--- Begin ---

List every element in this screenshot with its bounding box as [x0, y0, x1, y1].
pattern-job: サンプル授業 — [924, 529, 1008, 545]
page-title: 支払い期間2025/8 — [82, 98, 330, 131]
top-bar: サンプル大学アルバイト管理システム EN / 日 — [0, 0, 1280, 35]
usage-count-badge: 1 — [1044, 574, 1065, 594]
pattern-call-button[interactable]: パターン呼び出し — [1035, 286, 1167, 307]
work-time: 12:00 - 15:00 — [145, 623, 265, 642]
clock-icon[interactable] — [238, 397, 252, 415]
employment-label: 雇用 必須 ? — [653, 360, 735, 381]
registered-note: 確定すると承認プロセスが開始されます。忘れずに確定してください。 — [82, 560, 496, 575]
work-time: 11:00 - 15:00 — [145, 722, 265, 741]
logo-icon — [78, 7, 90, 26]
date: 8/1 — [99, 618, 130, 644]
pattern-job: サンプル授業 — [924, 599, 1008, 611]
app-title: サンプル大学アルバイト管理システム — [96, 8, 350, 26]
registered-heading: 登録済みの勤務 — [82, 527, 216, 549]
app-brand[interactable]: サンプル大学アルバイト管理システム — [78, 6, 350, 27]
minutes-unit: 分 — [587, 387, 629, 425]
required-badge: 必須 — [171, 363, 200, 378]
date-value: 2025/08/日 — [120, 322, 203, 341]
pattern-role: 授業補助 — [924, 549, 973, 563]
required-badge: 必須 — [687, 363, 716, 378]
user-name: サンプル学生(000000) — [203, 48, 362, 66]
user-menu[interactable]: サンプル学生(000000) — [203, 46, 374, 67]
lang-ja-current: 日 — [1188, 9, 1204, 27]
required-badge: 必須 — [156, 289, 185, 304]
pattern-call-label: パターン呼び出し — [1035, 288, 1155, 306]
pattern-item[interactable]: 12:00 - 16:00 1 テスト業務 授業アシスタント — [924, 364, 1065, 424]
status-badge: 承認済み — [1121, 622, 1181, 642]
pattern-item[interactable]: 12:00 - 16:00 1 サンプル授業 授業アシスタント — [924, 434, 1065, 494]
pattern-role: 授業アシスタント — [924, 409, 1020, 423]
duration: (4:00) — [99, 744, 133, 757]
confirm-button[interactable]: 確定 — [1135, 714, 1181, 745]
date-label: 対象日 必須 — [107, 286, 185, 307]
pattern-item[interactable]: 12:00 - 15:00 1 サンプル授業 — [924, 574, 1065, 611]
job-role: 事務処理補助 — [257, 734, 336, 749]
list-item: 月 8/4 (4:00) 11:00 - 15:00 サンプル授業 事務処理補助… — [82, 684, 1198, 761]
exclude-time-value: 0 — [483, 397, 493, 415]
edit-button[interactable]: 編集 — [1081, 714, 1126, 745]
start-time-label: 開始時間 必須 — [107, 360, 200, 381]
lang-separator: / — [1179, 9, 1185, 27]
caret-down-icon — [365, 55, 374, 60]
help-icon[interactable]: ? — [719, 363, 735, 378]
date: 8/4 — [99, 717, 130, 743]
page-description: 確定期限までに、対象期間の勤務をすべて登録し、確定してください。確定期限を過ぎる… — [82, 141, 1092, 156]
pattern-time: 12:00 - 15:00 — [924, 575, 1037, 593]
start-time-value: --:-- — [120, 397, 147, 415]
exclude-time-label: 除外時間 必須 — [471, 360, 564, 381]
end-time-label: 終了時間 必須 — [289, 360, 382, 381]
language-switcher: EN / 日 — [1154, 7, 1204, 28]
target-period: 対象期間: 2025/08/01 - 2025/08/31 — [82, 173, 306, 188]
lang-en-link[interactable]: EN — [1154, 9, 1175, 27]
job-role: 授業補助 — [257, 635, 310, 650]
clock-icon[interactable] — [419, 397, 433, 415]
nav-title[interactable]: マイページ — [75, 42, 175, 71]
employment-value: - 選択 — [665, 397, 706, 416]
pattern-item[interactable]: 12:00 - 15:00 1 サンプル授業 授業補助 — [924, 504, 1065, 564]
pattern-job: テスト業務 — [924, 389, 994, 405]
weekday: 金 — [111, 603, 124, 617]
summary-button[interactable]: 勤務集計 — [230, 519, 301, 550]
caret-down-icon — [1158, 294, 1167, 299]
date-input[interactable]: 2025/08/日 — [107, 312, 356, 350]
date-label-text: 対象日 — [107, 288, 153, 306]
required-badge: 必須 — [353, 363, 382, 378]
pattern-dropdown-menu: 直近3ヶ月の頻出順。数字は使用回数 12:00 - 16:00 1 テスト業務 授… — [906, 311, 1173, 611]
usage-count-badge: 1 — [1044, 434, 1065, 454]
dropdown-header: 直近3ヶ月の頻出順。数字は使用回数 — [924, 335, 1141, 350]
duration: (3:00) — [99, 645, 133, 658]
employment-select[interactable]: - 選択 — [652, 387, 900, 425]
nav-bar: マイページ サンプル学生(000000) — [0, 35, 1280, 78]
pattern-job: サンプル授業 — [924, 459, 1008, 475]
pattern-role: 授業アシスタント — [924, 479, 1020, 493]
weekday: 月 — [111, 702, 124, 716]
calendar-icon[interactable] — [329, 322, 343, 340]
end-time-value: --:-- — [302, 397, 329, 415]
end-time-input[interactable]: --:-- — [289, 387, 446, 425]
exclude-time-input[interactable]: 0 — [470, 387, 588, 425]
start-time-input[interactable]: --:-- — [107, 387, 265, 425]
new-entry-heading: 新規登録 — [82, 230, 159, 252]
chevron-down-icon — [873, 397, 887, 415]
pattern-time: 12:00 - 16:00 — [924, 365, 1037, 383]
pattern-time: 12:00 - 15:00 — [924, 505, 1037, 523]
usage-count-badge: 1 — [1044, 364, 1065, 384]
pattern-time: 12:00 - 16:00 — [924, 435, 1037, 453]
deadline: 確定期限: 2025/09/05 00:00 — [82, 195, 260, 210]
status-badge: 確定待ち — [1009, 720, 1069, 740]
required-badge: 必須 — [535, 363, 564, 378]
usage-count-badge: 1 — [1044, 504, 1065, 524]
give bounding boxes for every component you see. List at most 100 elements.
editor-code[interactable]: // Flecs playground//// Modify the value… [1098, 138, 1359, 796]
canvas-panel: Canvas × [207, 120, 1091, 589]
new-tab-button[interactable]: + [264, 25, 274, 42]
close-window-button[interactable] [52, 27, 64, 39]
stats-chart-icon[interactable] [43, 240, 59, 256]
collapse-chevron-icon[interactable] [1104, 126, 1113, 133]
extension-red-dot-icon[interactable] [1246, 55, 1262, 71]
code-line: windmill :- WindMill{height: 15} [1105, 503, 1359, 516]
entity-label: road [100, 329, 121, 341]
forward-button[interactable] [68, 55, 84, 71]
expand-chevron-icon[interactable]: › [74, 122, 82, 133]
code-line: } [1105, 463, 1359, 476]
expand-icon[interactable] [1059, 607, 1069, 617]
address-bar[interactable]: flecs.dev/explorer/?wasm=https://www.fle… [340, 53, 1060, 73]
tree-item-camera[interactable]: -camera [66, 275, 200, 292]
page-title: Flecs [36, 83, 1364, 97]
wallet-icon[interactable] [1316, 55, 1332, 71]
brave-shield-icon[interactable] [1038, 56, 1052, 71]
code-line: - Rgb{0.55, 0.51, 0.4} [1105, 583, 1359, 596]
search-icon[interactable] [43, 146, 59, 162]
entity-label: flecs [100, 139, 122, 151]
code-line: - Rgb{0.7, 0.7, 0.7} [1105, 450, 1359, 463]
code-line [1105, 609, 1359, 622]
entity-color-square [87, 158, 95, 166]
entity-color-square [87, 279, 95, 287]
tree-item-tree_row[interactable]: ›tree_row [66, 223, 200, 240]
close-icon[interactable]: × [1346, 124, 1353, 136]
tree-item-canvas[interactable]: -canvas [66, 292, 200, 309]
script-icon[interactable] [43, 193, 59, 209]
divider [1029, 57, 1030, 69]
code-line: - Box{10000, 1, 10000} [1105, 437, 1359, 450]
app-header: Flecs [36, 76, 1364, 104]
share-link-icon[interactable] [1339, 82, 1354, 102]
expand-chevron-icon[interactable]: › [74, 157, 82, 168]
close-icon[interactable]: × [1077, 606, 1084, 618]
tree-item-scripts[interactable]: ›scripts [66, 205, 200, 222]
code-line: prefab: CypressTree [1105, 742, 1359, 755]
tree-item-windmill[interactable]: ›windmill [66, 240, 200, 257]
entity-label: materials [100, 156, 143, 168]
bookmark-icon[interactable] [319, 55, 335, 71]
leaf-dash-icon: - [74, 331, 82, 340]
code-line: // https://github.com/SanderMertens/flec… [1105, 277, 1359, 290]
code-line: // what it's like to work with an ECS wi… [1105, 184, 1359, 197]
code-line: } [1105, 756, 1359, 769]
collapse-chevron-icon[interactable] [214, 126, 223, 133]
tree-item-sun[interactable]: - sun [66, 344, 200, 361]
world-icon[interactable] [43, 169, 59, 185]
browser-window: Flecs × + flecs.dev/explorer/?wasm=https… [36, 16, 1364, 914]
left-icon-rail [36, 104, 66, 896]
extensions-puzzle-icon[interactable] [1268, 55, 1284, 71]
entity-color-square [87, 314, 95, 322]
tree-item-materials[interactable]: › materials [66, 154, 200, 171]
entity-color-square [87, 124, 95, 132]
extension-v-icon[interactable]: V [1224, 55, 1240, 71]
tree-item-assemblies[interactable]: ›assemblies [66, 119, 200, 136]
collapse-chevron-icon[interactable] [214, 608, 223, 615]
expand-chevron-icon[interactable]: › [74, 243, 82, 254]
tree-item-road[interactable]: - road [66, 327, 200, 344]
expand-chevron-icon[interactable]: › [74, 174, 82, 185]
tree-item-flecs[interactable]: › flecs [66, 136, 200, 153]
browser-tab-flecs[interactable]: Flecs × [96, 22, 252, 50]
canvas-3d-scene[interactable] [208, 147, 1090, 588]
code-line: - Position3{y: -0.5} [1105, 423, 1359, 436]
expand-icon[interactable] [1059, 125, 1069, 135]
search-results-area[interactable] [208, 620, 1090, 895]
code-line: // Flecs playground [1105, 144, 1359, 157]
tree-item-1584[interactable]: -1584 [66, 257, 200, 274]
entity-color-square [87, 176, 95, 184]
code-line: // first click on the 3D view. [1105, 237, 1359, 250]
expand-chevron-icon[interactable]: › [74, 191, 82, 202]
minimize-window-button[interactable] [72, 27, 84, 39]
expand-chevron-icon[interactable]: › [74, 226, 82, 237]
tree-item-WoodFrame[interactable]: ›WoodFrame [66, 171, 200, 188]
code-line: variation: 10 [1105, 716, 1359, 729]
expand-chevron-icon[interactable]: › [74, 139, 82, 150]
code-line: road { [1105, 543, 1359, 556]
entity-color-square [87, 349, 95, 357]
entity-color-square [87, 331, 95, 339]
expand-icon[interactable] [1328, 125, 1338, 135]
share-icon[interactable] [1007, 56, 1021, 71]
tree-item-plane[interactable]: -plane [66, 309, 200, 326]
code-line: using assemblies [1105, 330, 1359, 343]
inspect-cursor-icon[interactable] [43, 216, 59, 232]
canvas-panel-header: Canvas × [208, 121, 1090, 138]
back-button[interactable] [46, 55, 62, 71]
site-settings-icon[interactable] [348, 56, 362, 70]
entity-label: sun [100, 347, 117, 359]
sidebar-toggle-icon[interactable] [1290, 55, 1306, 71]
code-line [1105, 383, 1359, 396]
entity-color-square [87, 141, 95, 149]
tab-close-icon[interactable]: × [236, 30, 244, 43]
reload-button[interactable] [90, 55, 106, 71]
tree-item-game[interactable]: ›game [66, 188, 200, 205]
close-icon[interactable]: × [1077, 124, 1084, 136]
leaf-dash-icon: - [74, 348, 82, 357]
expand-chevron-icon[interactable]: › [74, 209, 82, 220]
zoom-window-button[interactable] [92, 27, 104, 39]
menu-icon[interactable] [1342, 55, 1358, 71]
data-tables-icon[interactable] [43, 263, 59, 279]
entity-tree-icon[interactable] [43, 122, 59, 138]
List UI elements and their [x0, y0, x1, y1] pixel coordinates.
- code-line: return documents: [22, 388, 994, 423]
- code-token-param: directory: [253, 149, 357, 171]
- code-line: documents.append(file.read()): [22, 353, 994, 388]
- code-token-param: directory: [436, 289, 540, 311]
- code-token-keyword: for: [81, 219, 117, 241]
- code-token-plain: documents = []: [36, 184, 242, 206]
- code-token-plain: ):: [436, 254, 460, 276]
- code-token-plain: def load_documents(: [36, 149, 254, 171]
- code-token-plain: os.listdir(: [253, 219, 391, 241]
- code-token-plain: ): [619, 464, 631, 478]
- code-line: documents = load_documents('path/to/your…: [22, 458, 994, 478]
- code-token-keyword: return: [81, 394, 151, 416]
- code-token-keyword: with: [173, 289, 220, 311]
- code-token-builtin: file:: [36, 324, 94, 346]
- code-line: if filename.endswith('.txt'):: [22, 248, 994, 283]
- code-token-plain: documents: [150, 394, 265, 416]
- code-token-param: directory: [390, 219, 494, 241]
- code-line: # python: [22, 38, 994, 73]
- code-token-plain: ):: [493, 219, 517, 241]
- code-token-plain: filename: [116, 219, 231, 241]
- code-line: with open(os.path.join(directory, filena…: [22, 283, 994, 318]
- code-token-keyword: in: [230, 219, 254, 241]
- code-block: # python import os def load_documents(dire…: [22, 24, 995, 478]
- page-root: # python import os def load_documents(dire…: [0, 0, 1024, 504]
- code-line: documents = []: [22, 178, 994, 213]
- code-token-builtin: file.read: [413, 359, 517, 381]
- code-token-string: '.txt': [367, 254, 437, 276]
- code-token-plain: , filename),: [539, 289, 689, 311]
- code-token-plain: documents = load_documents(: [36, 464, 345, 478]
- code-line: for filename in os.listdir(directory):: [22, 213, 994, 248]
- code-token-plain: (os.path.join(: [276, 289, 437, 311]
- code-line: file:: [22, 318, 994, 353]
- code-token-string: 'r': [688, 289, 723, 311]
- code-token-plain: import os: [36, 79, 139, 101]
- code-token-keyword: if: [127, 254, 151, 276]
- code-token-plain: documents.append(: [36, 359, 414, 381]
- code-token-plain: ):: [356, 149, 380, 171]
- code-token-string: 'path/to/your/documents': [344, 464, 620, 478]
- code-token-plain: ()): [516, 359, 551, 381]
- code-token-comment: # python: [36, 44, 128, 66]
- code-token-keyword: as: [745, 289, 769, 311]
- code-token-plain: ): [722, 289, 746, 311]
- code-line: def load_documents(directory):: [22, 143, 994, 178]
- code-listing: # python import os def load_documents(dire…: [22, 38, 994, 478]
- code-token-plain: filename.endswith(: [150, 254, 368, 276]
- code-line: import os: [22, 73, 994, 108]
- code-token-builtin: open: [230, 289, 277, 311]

--- End ---

- Goal: Write out again, unchanged, the listing above from its first line up to and including the line with "lang-ja-current: 日 — [1188, 9, 1204, 27]".

- Task result:
List every element in this screenshot with its bounding box as [x0, y0, x1, y1].
pattern-job: サンプル授業 — [924, 529, 1008, 545]
page-title: 支払い期間2025/8 — [82, 98, 330, 131]
top-bar: サンプル大学アルバイト管理システム EN / 日 — [0, 0, 1280, 35]
usage-count-badge: 1 — [1044, 574, 1065, 594]
pattern-call-button[interactable]: パターン呼び出し — [1035, 286, 1167, 307]
work-time: 12:00 - 15:00 — [145, 623, 265, 642]
clock-icon[interactable] — [238, 397, 252, 415]
employment-label: 雇用 必須 ? — [653, 360, 735, 381]
registered-note: 確定すると承認プロセスが開始されます。忘れずに確定してください。 — [82, 560, 496, 575]
work-time: 11:00 - 15:00 — [145, 722, 265, 741]
logo-icon — [78, 7, 90, 26]
date: 8/1 — [99, 618, 130, 644]
pattern-job: サンプル授業 — [924, 599, 1008, 611]
app-title: サンプル大学アルバイト管理システム — [96, 8, 350, 26]
registered-heading: 登録済みの勤務 — [82, 527, 216, 549]
app-brand[interactable]: サンプル大学アルバイト管理システム — [78, 6, 350, 27]
minutes-unit: 分 — [587, 387, 629, 425]
required-badge: 必須 — [171, 363, 200, 378]
date-value: 2025/08/日 — [120, 322, 203, 341]
pattern-role: 授業補助 — [924, 549, 973, 563]
required-badge: 必須 — [687, 363, 716, 378]
user-name: サンプル学生(000000) — [203, 48, 362, 66]
user-menu[interactable]: サンプル学生(000000) — [203, 46, 374, 67]
lang-ja-current: 日 — [1188, 9, 1204, 27]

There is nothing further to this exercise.